-1

I am trying to use predict to apply my model to data from one time period to see what might be the values for another time period. I did this successfully for one dataset, and then tried on another with identical code and got the following error:

Error in eval(predvars, data, env) :
  numeric 'envir' arg not of length one

The only difference between the two datasets was that my predictor model for the first dataset had two predictor variables and my model for the second dataset had only one. Why would this make a difference?

My dougfir.csv contains just two columns with thirty numbers in each, labeled height and dryshoot.

my linear model is:

fitdougfir <- lm(dryshoot~height,data=dougfir)

It gets a little complicated (and messy, sorry! I am new to R) because I then made a second .csv - the one I used to make my model contained values from just June. My new .csv (called alldatadougfir.csv) includes values from October as well, and also contains a date column that labels the values either "june" or "october".

I did the following to separate the height data by date:

alldatadougfir[alldatadougfir$date=="june",c("height")]->junedatadougfir
alldatadougfir[alldatadougfir$date=="october",c("height")]->octoberdatadougfir

I then want to use my June model to predict my October dryshoots using height as my variable and I did the following:

predict(fitdougfir, newdata=junedatadougfir)

Data excerpts
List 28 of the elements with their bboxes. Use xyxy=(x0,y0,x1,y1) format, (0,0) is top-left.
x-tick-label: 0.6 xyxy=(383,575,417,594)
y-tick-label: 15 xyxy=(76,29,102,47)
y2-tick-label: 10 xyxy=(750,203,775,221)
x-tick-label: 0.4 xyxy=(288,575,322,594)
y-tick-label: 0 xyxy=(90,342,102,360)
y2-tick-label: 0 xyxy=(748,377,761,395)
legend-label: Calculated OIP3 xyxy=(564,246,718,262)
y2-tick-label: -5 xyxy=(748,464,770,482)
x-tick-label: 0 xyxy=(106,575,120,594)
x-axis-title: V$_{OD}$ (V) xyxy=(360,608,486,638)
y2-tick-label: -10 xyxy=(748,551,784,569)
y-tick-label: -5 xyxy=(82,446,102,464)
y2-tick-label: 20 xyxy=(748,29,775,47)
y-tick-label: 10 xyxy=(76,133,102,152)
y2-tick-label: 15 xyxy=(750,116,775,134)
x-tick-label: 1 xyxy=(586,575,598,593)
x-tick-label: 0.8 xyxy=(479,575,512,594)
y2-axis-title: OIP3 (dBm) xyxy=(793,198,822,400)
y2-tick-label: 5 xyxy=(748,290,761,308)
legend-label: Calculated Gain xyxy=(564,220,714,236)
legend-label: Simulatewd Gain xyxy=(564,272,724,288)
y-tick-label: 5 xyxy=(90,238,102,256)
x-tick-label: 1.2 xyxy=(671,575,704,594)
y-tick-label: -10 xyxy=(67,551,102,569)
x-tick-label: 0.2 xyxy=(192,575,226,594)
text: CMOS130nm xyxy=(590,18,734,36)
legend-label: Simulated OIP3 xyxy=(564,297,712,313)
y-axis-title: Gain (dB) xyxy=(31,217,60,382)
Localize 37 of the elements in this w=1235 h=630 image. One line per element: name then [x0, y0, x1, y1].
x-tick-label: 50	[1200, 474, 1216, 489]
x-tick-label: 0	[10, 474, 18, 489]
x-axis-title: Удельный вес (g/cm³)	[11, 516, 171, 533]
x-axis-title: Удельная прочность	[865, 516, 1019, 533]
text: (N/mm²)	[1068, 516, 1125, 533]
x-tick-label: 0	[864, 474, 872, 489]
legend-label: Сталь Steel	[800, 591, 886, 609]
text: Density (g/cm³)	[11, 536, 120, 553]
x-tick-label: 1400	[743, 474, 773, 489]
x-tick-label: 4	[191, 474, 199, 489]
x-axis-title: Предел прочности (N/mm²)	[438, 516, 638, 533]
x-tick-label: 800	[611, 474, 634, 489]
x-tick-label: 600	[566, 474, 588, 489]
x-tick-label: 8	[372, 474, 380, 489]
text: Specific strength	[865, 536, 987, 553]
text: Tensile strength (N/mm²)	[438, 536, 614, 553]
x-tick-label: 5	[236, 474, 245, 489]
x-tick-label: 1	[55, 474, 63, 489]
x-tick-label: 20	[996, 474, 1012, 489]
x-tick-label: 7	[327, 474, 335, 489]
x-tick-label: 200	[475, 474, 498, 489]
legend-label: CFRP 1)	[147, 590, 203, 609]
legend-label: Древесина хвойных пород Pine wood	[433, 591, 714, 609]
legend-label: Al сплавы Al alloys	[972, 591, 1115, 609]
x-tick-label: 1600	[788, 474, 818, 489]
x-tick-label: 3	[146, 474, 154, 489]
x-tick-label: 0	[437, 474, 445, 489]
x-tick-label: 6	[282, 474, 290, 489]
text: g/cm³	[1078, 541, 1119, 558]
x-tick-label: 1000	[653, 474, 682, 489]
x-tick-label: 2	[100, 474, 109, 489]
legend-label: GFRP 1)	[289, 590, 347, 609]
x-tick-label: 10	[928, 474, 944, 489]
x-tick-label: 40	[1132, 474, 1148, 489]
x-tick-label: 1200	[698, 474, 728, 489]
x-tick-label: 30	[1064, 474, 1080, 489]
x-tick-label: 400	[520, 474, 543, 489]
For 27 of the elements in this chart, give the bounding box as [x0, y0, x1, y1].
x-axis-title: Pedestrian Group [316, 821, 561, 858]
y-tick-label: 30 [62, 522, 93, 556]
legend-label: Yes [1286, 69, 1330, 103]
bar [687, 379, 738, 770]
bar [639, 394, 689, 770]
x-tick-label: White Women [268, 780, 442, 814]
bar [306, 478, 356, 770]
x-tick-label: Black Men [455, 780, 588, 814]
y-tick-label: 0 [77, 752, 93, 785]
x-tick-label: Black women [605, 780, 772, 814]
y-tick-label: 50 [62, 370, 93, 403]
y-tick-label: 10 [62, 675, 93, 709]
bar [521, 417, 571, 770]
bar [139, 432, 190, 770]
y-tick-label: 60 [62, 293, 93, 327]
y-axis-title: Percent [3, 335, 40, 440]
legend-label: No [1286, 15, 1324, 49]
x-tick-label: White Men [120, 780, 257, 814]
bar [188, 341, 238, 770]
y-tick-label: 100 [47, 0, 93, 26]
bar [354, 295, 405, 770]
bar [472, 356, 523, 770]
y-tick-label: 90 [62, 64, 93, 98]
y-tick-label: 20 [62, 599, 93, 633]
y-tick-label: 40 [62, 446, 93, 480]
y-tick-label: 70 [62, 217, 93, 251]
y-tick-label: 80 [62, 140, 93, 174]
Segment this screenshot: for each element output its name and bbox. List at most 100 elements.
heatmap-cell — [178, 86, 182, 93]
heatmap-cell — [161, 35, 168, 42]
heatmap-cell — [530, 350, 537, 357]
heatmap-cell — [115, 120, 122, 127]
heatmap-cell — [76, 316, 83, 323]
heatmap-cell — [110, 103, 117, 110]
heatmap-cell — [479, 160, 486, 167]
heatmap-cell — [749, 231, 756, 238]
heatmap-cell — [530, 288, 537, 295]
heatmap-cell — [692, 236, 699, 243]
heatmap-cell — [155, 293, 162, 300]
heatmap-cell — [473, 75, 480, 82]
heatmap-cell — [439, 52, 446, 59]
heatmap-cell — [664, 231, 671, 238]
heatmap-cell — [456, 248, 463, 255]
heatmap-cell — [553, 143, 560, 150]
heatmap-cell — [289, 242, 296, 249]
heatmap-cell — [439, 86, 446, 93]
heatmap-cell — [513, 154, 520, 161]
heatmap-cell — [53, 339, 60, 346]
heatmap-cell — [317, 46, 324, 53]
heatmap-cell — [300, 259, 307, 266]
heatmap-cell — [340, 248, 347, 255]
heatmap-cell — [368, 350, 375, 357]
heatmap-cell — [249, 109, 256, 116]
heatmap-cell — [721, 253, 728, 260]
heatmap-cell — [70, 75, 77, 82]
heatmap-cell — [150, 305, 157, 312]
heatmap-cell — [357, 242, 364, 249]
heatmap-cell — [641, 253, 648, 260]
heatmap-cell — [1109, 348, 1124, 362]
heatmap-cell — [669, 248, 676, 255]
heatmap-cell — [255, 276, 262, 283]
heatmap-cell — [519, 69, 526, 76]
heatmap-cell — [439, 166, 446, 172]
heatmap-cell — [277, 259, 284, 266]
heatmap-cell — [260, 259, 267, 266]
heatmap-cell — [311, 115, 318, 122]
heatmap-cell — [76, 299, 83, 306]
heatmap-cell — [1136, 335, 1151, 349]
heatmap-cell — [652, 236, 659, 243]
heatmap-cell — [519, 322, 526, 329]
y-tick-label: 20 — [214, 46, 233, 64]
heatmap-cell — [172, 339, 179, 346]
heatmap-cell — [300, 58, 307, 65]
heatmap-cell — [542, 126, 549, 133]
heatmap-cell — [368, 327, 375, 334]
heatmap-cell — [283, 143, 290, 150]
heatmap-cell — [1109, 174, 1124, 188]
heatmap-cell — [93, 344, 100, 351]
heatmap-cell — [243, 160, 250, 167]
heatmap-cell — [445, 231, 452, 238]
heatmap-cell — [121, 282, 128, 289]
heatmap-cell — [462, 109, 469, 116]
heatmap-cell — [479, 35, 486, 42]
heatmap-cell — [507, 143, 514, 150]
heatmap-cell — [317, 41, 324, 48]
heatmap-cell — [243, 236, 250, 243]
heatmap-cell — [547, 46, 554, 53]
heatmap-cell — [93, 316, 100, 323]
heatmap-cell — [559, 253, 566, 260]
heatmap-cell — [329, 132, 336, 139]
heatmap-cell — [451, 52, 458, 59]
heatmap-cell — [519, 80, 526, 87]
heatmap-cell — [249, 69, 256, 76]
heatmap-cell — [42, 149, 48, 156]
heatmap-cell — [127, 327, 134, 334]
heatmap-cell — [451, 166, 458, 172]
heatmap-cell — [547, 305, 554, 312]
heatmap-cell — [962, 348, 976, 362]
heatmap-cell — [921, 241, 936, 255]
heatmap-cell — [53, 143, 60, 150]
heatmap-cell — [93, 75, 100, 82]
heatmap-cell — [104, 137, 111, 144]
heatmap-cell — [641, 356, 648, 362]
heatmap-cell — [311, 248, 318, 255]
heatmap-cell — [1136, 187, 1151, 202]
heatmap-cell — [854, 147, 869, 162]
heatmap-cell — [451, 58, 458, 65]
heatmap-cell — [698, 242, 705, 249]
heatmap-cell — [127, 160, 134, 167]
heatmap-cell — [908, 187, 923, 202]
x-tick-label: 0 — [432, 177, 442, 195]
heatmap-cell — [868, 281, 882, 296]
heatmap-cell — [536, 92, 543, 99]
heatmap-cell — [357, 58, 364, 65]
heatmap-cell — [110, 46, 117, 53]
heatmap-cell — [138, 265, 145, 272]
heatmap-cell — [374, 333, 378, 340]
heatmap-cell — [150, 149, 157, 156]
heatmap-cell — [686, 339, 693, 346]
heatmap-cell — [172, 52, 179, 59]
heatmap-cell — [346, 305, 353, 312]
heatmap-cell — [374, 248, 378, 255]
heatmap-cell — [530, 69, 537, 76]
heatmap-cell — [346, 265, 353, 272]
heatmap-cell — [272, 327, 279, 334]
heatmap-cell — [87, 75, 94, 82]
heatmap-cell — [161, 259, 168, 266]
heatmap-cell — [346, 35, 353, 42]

Set of tasks
**a)** In the R predict question, what are the two columns in dougfir.csv labeled?
**b)** Rewrite the rows starting at the first row and ending at the row that contains "x-tick-label: 0 xyxy=(106,575,120,594)", substituting "right-axis-tick-label" for every "y2-tick-label" and leaving everything else unchanged.

Results
**a)** Height and dryshoot.

**b)**
List 28 of the elements with their bboxes. Use xyxy=(x0,y0,x1,y1) format, (0,0) is top-left.
x-tick-label: 0.6 xyxy=(383,575,417,594)
y-tick-label: 15 xyxy=(76,29,102,47)
right-axis-tick-label: 10 xyxy=(750,203,775,221)
x-tick-label: 0.4 xyxy=(288,575,322,594)
y-tick-label: 0 xyxy=(90,342,102,360)
right-axis-tick-label: 0 xyxy=(748,377,761,395)
legend-label: Calculated OIP3 xyxy=(564,246,718,262)
right-axis-tick-label: -5 xyxy=(748,464,770,482)
x-tick-label: 0 xyxy=(106,575,120,594)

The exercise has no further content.